Figure record extracts:
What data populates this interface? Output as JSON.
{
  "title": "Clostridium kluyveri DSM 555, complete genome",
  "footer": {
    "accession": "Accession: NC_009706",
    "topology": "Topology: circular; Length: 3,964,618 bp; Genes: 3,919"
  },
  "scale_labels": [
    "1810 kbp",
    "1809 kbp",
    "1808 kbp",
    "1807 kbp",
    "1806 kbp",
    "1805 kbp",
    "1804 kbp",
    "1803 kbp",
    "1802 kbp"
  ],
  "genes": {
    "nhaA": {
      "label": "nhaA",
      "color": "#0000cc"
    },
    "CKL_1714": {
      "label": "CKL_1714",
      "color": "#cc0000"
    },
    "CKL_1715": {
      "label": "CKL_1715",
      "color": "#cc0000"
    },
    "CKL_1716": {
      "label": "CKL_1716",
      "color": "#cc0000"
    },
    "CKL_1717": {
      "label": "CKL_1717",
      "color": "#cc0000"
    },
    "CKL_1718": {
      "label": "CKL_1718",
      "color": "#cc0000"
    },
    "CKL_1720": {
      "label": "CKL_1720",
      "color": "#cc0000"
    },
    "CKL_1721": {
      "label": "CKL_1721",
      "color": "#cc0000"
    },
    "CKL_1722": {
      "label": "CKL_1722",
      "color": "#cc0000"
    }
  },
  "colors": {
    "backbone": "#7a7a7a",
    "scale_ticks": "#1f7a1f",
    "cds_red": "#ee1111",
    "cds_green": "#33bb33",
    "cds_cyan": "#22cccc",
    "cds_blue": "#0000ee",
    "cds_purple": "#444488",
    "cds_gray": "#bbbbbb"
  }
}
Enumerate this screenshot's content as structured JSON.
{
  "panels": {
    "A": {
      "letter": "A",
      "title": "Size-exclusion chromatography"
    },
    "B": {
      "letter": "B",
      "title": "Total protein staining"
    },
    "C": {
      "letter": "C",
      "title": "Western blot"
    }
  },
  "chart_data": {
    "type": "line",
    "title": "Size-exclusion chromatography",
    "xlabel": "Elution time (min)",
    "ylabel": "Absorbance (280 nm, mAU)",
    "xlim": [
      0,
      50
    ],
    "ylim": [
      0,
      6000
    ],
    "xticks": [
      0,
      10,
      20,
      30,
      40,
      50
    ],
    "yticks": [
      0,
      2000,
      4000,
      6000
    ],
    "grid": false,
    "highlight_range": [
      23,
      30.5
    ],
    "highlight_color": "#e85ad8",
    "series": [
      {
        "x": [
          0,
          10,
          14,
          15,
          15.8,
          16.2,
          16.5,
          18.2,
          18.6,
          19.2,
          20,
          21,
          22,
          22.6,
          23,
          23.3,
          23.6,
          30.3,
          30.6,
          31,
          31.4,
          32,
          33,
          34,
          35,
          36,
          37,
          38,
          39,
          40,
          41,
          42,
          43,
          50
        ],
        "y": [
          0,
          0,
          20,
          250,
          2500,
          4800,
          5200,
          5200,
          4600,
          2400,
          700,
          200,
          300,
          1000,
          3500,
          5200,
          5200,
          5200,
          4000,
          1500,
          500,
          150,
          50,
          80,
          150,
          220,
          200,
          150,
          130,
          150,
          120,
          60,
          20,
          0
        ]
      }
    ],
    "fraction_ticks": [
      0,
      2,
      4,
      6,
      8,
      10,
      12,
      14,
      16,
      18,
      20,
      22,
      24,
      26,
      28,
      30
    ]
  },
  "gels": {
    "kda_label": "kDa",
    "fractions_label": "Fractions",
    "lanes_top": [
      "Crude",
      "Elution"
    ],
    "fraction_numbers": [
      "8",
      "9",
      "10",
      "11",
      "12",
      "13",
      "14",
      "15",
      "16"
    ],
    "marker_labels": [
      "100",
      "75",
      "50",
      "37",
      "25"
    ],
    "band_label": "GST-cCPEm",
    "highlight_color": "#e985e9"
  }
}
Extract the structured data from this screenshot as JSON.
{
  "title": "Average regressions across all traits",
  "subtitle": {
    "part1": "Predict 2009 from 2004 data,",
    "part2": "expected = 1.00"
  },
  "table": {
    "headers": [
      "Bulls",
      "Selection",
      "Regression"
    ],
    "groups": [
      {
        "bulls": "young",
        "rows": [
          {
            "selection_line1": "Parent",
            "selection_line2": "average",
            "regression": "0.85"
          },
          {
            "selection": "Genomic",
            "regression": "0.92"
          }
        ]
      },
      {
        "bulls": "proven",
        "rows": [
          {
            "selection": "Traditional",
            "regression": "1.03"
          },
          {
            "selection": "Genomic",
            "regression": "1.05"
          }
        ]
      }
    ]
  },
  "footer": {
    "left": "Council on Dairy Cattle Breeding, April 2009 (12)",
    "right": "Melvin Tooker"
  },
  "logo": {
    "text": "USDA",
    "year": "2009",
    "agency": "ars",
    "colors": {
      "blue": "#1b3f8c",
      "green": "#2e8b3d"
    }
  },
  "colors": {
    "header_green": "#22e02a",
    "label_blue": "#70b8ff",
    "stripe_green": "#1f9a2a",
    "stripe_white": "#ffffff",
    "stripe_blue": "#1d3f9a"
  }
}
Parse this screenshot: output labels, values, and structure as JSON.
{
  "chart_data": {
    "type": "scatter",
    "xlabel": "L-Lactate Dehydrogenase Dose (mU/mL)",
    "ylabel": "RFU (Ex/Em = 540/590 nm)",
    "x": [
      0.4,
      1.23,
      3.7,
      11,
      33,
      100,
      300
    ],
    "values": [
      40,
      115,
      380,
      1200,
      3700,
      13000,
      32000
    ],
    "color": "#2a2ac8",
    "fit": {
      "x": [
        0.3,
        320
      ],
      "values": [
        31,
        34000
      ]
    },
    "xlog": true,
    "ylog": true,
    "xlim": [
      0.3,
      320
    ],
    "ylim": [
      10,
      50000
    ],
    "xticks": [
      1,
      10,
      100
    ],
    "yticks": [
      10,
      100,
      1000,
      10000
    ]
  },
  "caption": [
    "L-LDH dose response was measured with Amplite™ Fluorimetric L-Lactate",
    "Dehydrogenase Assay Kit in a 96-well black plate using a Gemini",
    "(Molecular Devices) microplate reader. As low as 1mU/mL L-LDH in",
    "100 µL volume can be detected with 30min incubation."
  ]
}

Work order: Write out every entry again exactly, please, with nothing missing.

Response for this exercise:
What data populates this interface? Output as JSON.
{
  "title": "Clostridium kluyveri DSM 555, complete genome",
  "footer": {
    "accession": "Accession: NC_009706",
    "topology": "Topology: circular; Length: 3,964,618 bp; Genes: 3,919"
  },
  "scale_labels": [
    "1810 kbp",
    "1809 kbp",
    "1808 kbp",
    "1807 kbp",
    "1806 kbp",
    "1805 kbp",
    "1804 kbp",
    "1803 kbp",
    "1802 kbp"
  ],
  "genes": {
    "nhaA": {
      "label": "nhaA",
      "color": "#0000cc"
    },
    "CKL_1714": {
      "label": "CKL_1714",
      "color": "#cc0000"
    },
    "CKL_1715": {
      "label": "CKL_1715",
      "color": "#cc0000"
    },
    "CKL_1716": {
      "label": "CKL_1716",
      "color": "#cc0000"
    },
    "CKL_1717": {
      "label": "CKL_1717",
      "color": "#cc0000"
    },
    "CKL_1718": {
      "label": "CKL_1718",
      "color": "#cc0000"
    },
    "CKL_1720": {
      "label": "CKL_1720",
      "color": "#cc0000"
    },
    "CKL_1721": {
      "label": "CKL_1721",
      "color": "#cc0000"
    },
    "CKL_1722": {
      "label": "CKL_1722",
      "color": "#cc0000"
    }
  },
  "colors": {
    "backbone": "#7a7a7a",
    "scale_ticks": "#1f7a1f",
    "cds_red": "#ee1111",
    "cds_green": "#33bb33",
    "cds_cyan": "#22cccc",
    "cds_blue": "#0000ee",
    "cds_purple": "#444488",
    "cds_gray": "#bbbbbb"
  }
}
Enumerate this screenshot's content as structured JSON.
{
  "panels": {
    "A": {
      "letter": "A",
      "title": "Size-exclusion chromatography"
    },
    "B": {
      "letter": "B",
      "title": "Total protein staining"
    },
    "C": {
      "letter": "C",
      "title": "Western blot"
    }
  },
  "chart_data": {
    "type": "line",
    "title": "Size-exclusion chromatography",
    "xlabel": "Elution time (min)",
    "ylabel": "Absorbance (280 nm, mAU)",
    "xlim": [
      0,
      50
    ],
    "ylim": [
      0,
      6000
    ],
    "xticks": [
      0,
      10,
      20,
      30,
      40,
      50
    ],
    "yticks": [
      0,
      2000,
      4000,
      6000
    ],
    "grid": false,
    "highlight_range": [
      23,
      30.5
    ],
    "highlight_color": "#e85ad8",
    "series": [
      {
        "x": [
          0,
          10,
          14,
          15,
          15.8,
          16.2,
          16.5,
          18.2,
          18.6,
          19.2,
          20,
          21,
          22,
          22.6,
          23,
          23.3,
          23.6,
          30.3,
          30.6,
          31,
          31.4,
          32,
          33,
          34,
          35,
          36,
          37,
          38,
          39,
          40,
          41,
          42,
          43,
          50
        ],
        "y": [
          0,
          0,
          20,
          250,
          2500,
          4800,
          5200,
          5200,
          4600,
          2400,
          700,
          200,
          300,
          1000,
          3500,
          5200,
          5200,
          5200,
          4000,
          1500,
          500,
          150,
          50,
          80,
          150,
          220,
          200,
          150,
          130,
          150,
          120,
          60,
          20,
          0
        ]
      }
    ],
    "fraction_ticks": [
      0,
      2,
      4,
      6,
      8,
      10,
      12,
      14,
      16,
      18,
      20,
      22,
      24,
      26,
      28,
      30
    ]
  },
  "gels": {
    "kda_label": "kDa",
    "fractions_label": "Fractions",
    "lanes_top": [
      "Crude",
      "Elution"
    ],
    "fraction_numbers": [
      "8",
      "9",
      "10",
      "11",
      "12",
      "13",
      "14",
      "15",
      "16"
    ],
    "marker_labels": [
      "100",
      "75",
      "50",
      "37",
      "25"
    ],
    "band_label": "GST-cCPEm",
    "highlight_color": "#e985e9"
  }
}
Extract the structured data from this screenshot as JSON.
{
  "title": "Average regressions across all traits",
  "subtitle": {
    "part1": "Predict 2009 from 2004 data,",
    "part2": "expected = 1.00"
  },
  "table": {
    "headers": [
      "Bulls",
      "Selection",
      "Regression"
    ],
    "groups": [
      {
        "bulls": "young",
        "rows": [
          {
            "selection_line1": "Parent",
            "selection_line2": "average",
            "regression": "0.85"
          },
          {
            "selection": "Genomic",
            "regression": "0.92"
          }
        ]
      },
      {
        "bulls": "proven",
        "rows": [
          {
            "selection": "Traditional",
            "regression": "1.03"
          },
          {
            "selection": "Genomic",
            "regression": "1.05"
          }
        ]
      }
    ]
  },
  "footer": {
    "left": "Council on Dairy Cattle Breeding, April 2009 (12)",
    "right": "Melvin Tooker"
  },
  "logo": {
    "text": "USDA",
    "year": "2009",
    "agency": "ars",
    "colors": {
      "blue": "#1b3f8c",
      "green": "#2e8b3d"
    }
  },
  "colors": {
    "header_green": "#22e02a",
    "label_blue": "#70b8ff",
    "stripe_green": "#1f9a2a",
    "stripe_white": "#ffffff",
    "stripe_blue": "#1d3f9a"
  }
}
Parse this screenshot: output labels, values, and structure as JSON.
{
  "chart_data": {
    "type": "scatter",
    "xlabel": "L-Lactate Dehydrogenase Dose (mU/mL)",
    "ylabel": "RFU (Ex/Em = 540/590 nm)",
    "x": [
      0.4,
      1.23,
      3.7,
      11,
      33,
      100,
      300
    ],
    "values": [
      40,
      115,
      380,
      1200,
      3700,
      13000,
      32000
    ],
    "color": "#2a2ac8",
    "fit": {
      "x": [
        0.3,
        320
      ],
      "values": [
        31,
        34000
      ]
    },
    "xlog": true,
    "ylog": true,
    "xlim": [
      0.3,
      320
    ],
    "ylim": [
      10,
      50000
    ],
    "xticks": [
      1,
      10,
      100
    ],
    "yticks": [
      10,
      100,
      1000,
      10000
    ]
  },
  "caption": [
    "L-LDH dose response was measured with Amplite™ Fluorimetric L-Lactate",
    "Dehydrogenase Assay Kit in a 96-well black plate using a Gemini",
    "(Molecular Devices) microplate reader. As low as 1mU/mL L-LDH in",
    "100 µL volume can be detected with 30min incubation."
  ]
}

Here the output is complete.